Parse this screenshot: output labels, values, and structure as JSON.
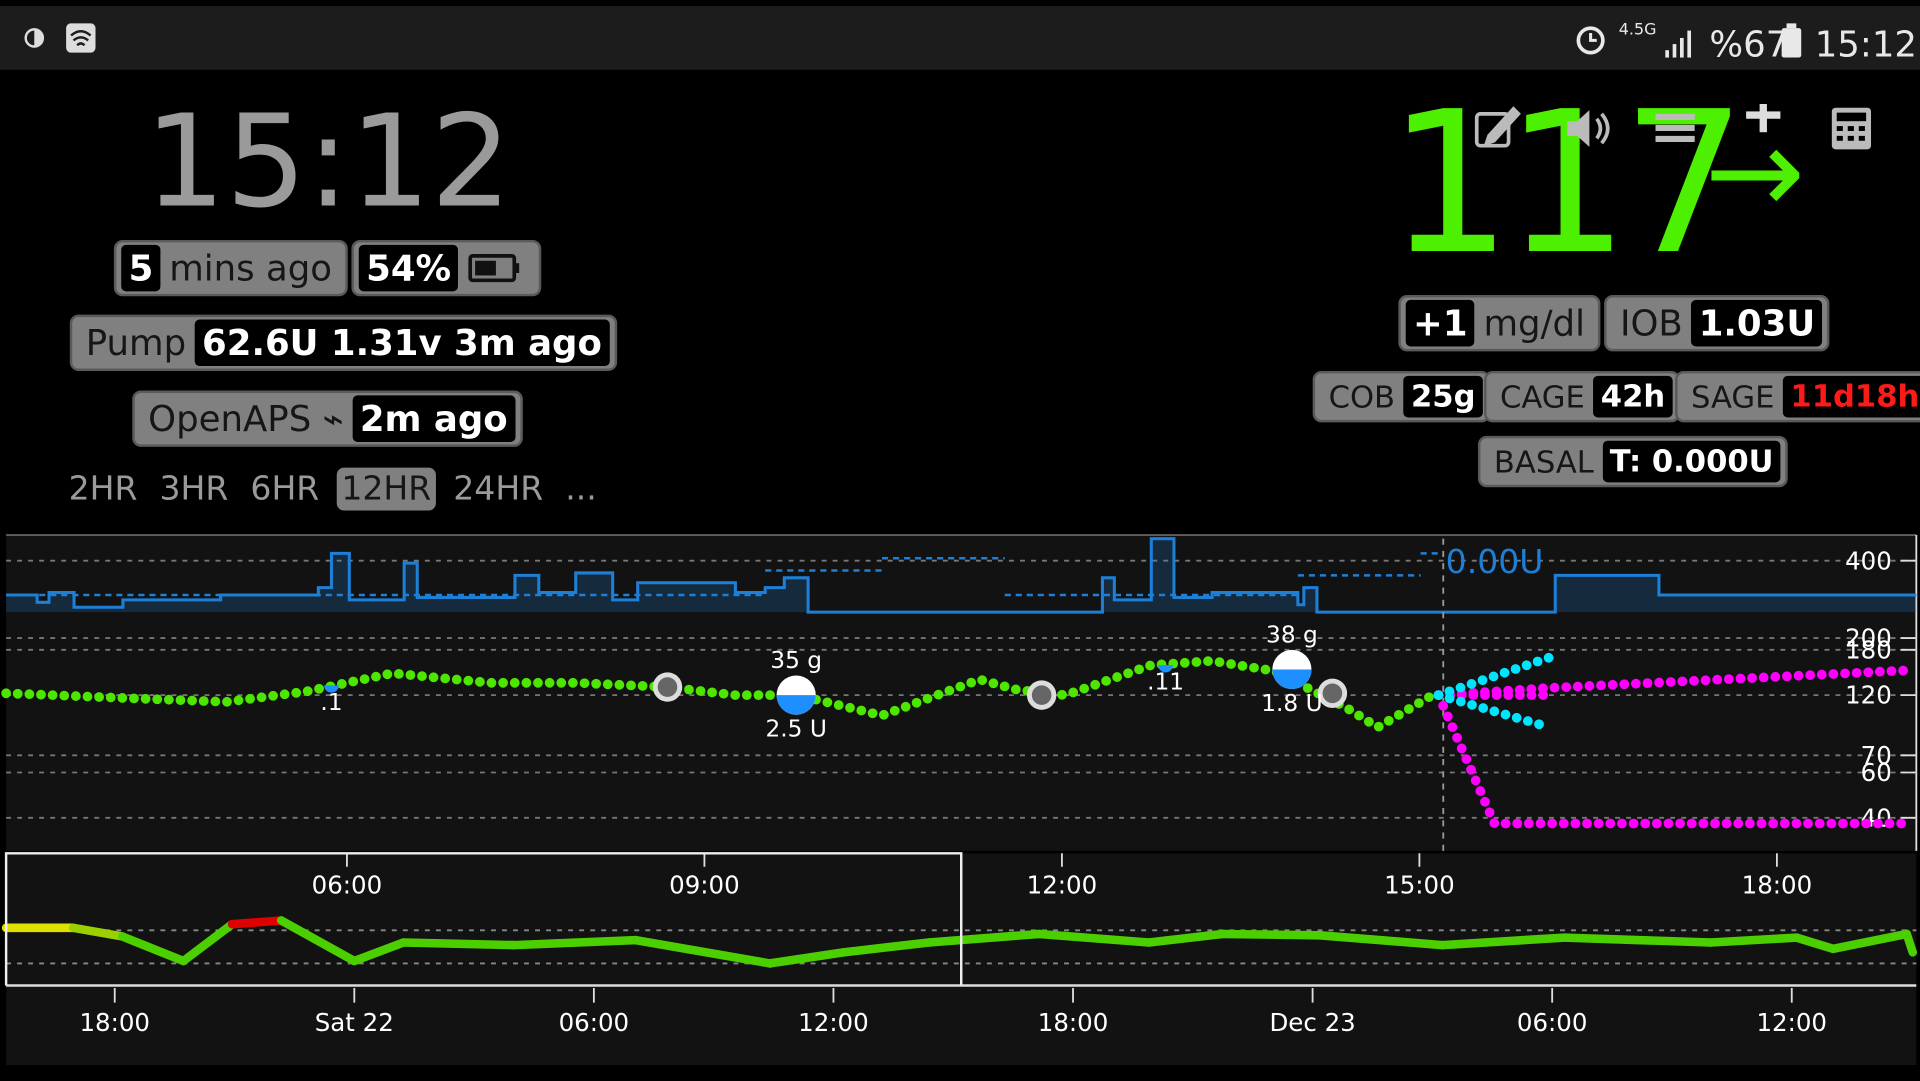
{
  "status_bar": {
    "network": "4.5G",
    "battery": "%67",
    "time": "15:12"
  },
  "header": {
    "clock": "15:12",
    "age": {
      "value": "5",
      "label": "mins ago"
    },
    "uploader_battery": "54%",
    "pump": {
      "label": "Pump",
      "value": "62.6U 1.31v 3m ago"
    },
    "loop": {
      "label": "OpenAPS ⌁",
      "value": "2m ago"
    },
    "ranges": [
      "2HR",
      "3HR",
      "6HR",
      "12HR",
      "24HR",
      "..."
    ],
    "selected_range": 3,
    "bg": "117",
    "direction": "→",
    "delta": {
      "value": "+1",
      "label": "mg/dl"
    },
    "iob": {
      "label": "IOB",
      "value": "1.03U"
    },
    "cob": {
      "label": "COB",
      "value": "25g"
    },
    "cage": {
      "label": "CAGE",
      "value": "42h"
    },
    "sage": {
      "label": "SAGE",
      "value": "11d18h",
      "color": "#ff1a1a"
    },
    "basal": {
      "label": "BASAL",
      "value": "T: 0.000U"
    }
  },
  "chart_data": [
    {
      "type": "line",
      "scale": "log",
      "xlim": [
        3.14,
        19.17
      ],
      "xticks": [
        {
          "value": 6,
          "label": "06:00"
        },
        {
          "value": 9,
          "label": "09:00"
        },
        {
          "value": 12,
          "label": "12:00"
        },
        {
          "value": 15,
          "label": "15:00"
        },
        {
          "value": 18,
          "label": "18:00"
        }
      ],
      "ylim": [
        40,
        400
      ],
      "yticks": [
        400,
        200,
        180,
        120,
        70,
        60,
        40
      ],
      "grid": true,
      "now": 15.2,
      "series": [
        {
          "color": "#4ce600",
          "x": [
            3.14,
            4.12,
            4.99,
            5.66,
            6.38,
            7.2,
            7.92,
            8.69,
            9.26,
            9.78,
            10.49,
            11.31,
            11.62,
            12.03,
            12.75,
            13.26,
            13.78,
            14.39,
            14.65,
            15.11
          ],
          "values": [
            122,
            117,
            113,
            124,
            146,
            134,
            134,
            129,
            120,
            120,
            100,
            138,
            126,
            120,
            157,
            163,
            149,
            107,
            90,
            120
          ]
        },
        {
          "color": "#ff00ff",
          "x": [
            15.16,
            16.09,
            19.12
          ],
          "values": [
            120,
            128,
            150
          ]
        },
        {
          "color": "#ff00ff",
          "x": [
            15.16,
            16.09
          ],
          "values": [
            120,
            120
          ]
        },
        {
          "color": "#ff00ff",
          "x": [
            15.16,
            15.63,
            19.12
          ],
          "values": [
            120,
            38,
            38
          ]
        },
        {
          "color": "#00e5ff",
          "x": [
            15.16,
            16.09
          ],
          "values": [
            120,
            168
          ]
        },
        {
          "color": "#00e5ff",
          "x": [
            15.16,
            16.09
          ],
          "values": [
            120,
            90
          ]
        }
      ],
      "treatments": [
        {
          "x": 9.77,
          "value": 120,
          "carbs": "35 g",
          "insulin": "2.5 U"
        },
        {
          "x": 13.93,
          "value": 151,
          "carbs": "38 g",
          "insulin": "1.8 U"
        },
        {
          "x": 5.87,
          "value": 131,
          "insulin": ".1"
        },
        {
          "x": 12.87,
          "value": 157,
          "insulin": ".11"
        }
      ],
      "notes": [
        {
          "x": 8.69,
          "value": 129
        },
        {
          "x": 11.83,
          "value": 120
        },
        {
          "x": 14.27,
          "value": 122
        }
      ],
      "basal": {
        "color": "#1e7fd6",
        "label": "0.00U",
        "ylim": [
          0,
          3
        ],
        "x": [
          3.14,
          3.4,
          3.5,
          3.71,
          4.12,
          4.94,
          5.76,
          5.87,
          6.02,
          6.48,
          6.59,
          7.41,
          7.61,
          7.92,
          8.23,
          8.44,
          9.26,
          9.51,
          9.67,
          9.87,
          12.34,
          12.44,
          12.75,
          12.94,
          13.26,
          13.98,
          14.03,
          14.14,
          16.14,
          17.01
        ],
        "values": [
          0.7,
          0.4,
          0.8,
          0.2,
          0.5,
          0.7,
          1.0,
          2.4,
          0.5,
          2.0,
          0.6,
          1.5,
          0.8,
          1.6,
          0.5,
          1.2,
          0.8,
          1.0,
          1.4,
          0,
          1.4,
          0.5,
          3.0,
          0.6,
          0.8,
          0.3,
          1.0,
          0,
          1.5,
          0.7
        ],
        "scheduled_x": [
          3.14,
          9.51,
          10.49,
          11.52,
          13.98,
          15.01
        ],
        "scheduled": [
          0.7,
          1.7,
          2.2,
          0.7,
          1.5,
          2.4
        ]
      }
    },
    {
      "type": "line",
      "scale": "log",
      "xlim": [
        15.28,
        63.12
      ],
      "xticks": [
        {
          "value": 18,
          "label": "18:00"
        },
        {
          "value": 24,
          "label": "Sat 22"
        },
        {
          "value": 30,
          "label": "06:00"
        },
        {
          "value": 36,
          "label": "12:00"
        },
        {
          "value": 42,
          "label": "18:00"
        },
        {
          "value": 48,
          "label": "Dec 23"
        },
        {
          "value": 54,
          "label": "06:00"
        },
        {
          "value": 60,
          "label": "12:00"
        }
      ],
      "ylim": [
        40,
        400
      ],
      "yticks": [
        70,
        180
      ],
      "window": [
        3.14,
        15.2
      ],
      "series": [
        {
          "color": "#4ccf00",
          "x": [
            15.28,
            16.96,
            18.19,
            19.72,
            20.94,
            22.17,
            24.0,
            25.23,
            28.0,
            31.04,
            34.41,
            36.25,
            38.39,
            41.15,
            43.9,
            45.74,
            48.18,
            51.25,
            54.31,
            57.98,
            60.12,
            61.04,
            62.88,
            63.03
          ],
          "values": [
            193,
            193,
            151,
            75,
            214,
            238,
            75,
            127,
            118,
            136,
            70,
            96,
            127,
            162,
            127,
            162,
            156,
            118,
            146,
            127,
            146,
            106,
            162,
            96
          ],
          "segment_colors": [
            "#e0e000",
            "#9ad000",
            "#4ccf00",
            "#4ccf00",
            "#e00000",
            "#4ccf00",
            "#4ccf00",
            "#4ccf00",
            "#4ccf00",
            "#4ccf00",
            "#4ccf00",
            "#4ccf00",
            "#4ccf00",
            "#4ccf00",
            "#4ccf00",
            "#4ccf00",
            "#4ccf00",
            "#4ccf00",
            "#4ccf00",
            "#4ccf00",
            "#4ccf00",
            "#4ccf00",
            "#4ccf00"
          ]
        }
      ]
    }
  ]
}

Required task: Output the material word for word, omitting its pictures.

In response:
Parse this screenshot: output labels, values, and structure as JSON.
{
  "status_bar": {
    "network": "4.5G",
    "battery": "%67",
    "time": "15:12"
  },
  "header": {
    "clock": "15:12",
    "age": {
      "value": "5",
      "label": "mins ago"
    },
    "uploader_battery": "54%",
    "pump": {
      "label": "Pump",
      "value": "62.6U 1.31v 3m ago"
    },
    "loop": {
      "label": "OpenAPS ⌁",
      "value": "2m ago"
    },
    "ranges": [
      "2HR",
      "3HR",
      "6HR",
      "12HR",
      "24HR",
      "..."
    ],
    "selected_range": 3,
    "bg": "117",
    "direction": "→",
    "delta": {
      "value": "+1",
      "label": "mg/dl"
    },
    "iob": {
      "label": "IOB",
      "value": "1.03U"
    },
    "cob": {
      "label": "COB",
      "value": "25g"
    },
    "cage": {
      "label": "CAGE",
      "value": "42h"
    },
    "sage": {
      "label": "SAGE",
      "value": "11d18h",
      "color": "#ff1a1a"
    },
    "basal": {
      "label": "BASAL",
      "value": "T: 0.000U"
    }
  },
  "chart_data": [
    {
      "type": "line",
      "scale": "log",
      "xlim": [
        3.14,
        19.17
      ],
      "xticks": [
        {
          "value": 6,
          "label": "06:00"
        },
        {
          "value": 9,
          "label": "09:00"
        },
        {
          "value": 12,
          "label": "12:00"
        },
        {
          "value": 15,
          "label": "15:00"
        },
        {
          "value": 18,
          "label": "18:00"
        }
      ],
      "ylim": [
        40,
        400
      ],
      "yticks": [
        400,
        200,
        180,
        120,
        70,
        60,
        40
      ],
      "grid": true,
      "now": 15.2,
      "series": [
        {
          "color": "#4ce600",
          "x": [
            3.14,
            4.12,
            4.99,
            5.66,
            6.38,
            7.2,
            7.92,
            8.69,
            9.26,
            9.78,
            10.49,
            11.31,
            11.62,
            12.03,
            12.75,
            13.26,
            13.78,
            14.39,
            14.65,
            15.11
          ],
          "values": [
            122,
            117,
            113,
            124,
            146,
            134,
            134,
            129,
            120,
            120,
            100,
            138,
            126,
            120,
            157,
            163,
            149,
            107,
            90,
            120
          ]
        },
        {
          "color": "#ff00ff",
          "x": [
            15.16,
            16.09,
            19.12
          ],
          "values": [
            120,
            128,
            150
          ]
        },
        {
          "color": "#ff00ff",
          "x": [
            15.16,
            16.09
          ],
          "values": [
            120,
            120
          ]
        },
        {
          "color": "#ff00ff",
          "x": [
            15.16,
            15.63,
            19.12
          ],
          "values": [
            120,
            38,
            38
          ]
        },
        {
          "color": "#00e5ff",
          "x": [
            15.16,
            16.09
          ],
          "values": [
            120,
            168
          ]
        },
        {
          "color": "#00e5ff",
          "x": [
            15.16,
            16.09
          ],
          "values": [
            120,
            90
          ]
        }
      ],
      "treatments": [
        {
          "x": 9.77,
          "value": 120,
          "carbs": "35 g",
          "insulin": "2.5 U"
        },
        {
          "x": 13.93,
          "value": 151,
          "carbs": "38 g",
          "insulin": "1.8 U"
        },
        {
          "x": 5.87,
          "value": 131,
          "insulin": ".1"
        },
        {
          "x": 12.87,
          "value": 157,
          "insulin": ".11"
        }
      ],
      "notes": [
        {
          "x": 8.69,
          "value": 129
        },
        {
          "x": 11.83,
          "value": 120
        },
        {
          "x": 14.27,
          "value": 122
        }
      ],
      "basal": {
        "color": "#1e7fd6",
        "label": "0.00U",
        "ylim": [
          0,
          3
        ],
        "x": [
          3.14,
          3.4,
          3.5,
          3.71,
          4.12,
          4.94,
          5.76,
          5.87,
          6.02,
          6.48,
          6.59,
          7.41,
          7.61,
          7.92,
          8.23,
          8.44,
          9.26,
          9.51,
          9.67,
          9.87,
          12.34,
          12.44,
          12.75,
          12.94,
          13.26,
          13.98,
          14.03,
          14.14,
          16.14,
          17.01
        ],
        "values": [
          0.7,
          0.4,
          0.8,
          0.2,
          0.5,
          0.7,
          1.0,
          2.4,
          0.5,
          2.0,
          0.6,
          1.5,
          0.8,
          1.6,
          0.5,
          1.2,
          0.8,
          1.0,
          1.4,
          0,
          1.4,
          0.5,
          3.0,
          0.6,
          0.8,
          0.3,
          1.0,
          0,
          1.5,
          0.7
        ],
        "scheduled_x": [
          3.14,
          9.51,
          10.49,
          11.52,
          13.98,
          15.01
        ],
        "scheduled": [
          0.7,
          1.7,
          2.2,
          0.7,
          1.5,
          2.4
        ]
      }
    },
    {
      "type": "line",
      "scale": "log",
      "xlim": [
        15.28,
        63.12
      ],
      "xticks": [
        {
          "value": 18,
          "label": "18:00"
        },
        {
          "value": 24,
          "label": "Sat 22"
        },
        {
          "value": 30,
          "label": "06:00"
        },
        {
          "value": 36,
          "label": "12:00"
        },
        {
          "value": 42,
          "label": "18:00"
        },
        {
          "value": 48,
          "label": "Dec 23"
        },
        {
          "value": 54,
          "label": "06:00"
        },
        {
          "value": 60,
          "label": "12:00"
        }
      ],
      "ylim": [
        40,
        400
      ],
      "yticks": [
        70,
        180
      ],
      "window": [
        3.14,
        15.2
      ],
      "series": [
        {
          "color": "#4ccf00",
          "x": [
            15.28,
            16.96,
            18.19,
            19.72,
            20.94,
            22.17,
            24.0,
            25.23,
            28.0,
            31.04,
            34.41,
            36.25,
            38.39,
            41.15,
            43.9,
            45.74,
            48.18,
            51.25,
            54.31,
            57.98,
            60.12,
            61.04,
            62.88,
            63.03
          ],
          "values": [
            193,
            193,
            151,
            75,
            214,
            238,
            75,
            127,
            118,
            136,
            70,
            96,
            127,
            162,
            127,
            162,
            156,
            118,
            146,
            127,
            146,
            106,
            162,
            96
          ],
          "segment_colors": [
            "#e0e000",
            "#9ad000",
            "#4ccf00",
            "#4ccf00",
            "#e00000",
            "#4ccf00",
            "#4ccf00",
            "#4ccf00",
            "#4ccf00",
            "#4ccf00",
            "#4ccf00",
            "#4ccf00",
            "#4ccf00",
            "#4ccf00",
            "#4ccf00",
            "#4ccf00",
            "#4ccf00",
            "#4ccf00",
            "#4ccf00",
            "#4ccf00",
            "#4ccf00",
            "#4ccf00",
            "#4ccf00"
          ]
        }
      ]
    }
  ]
}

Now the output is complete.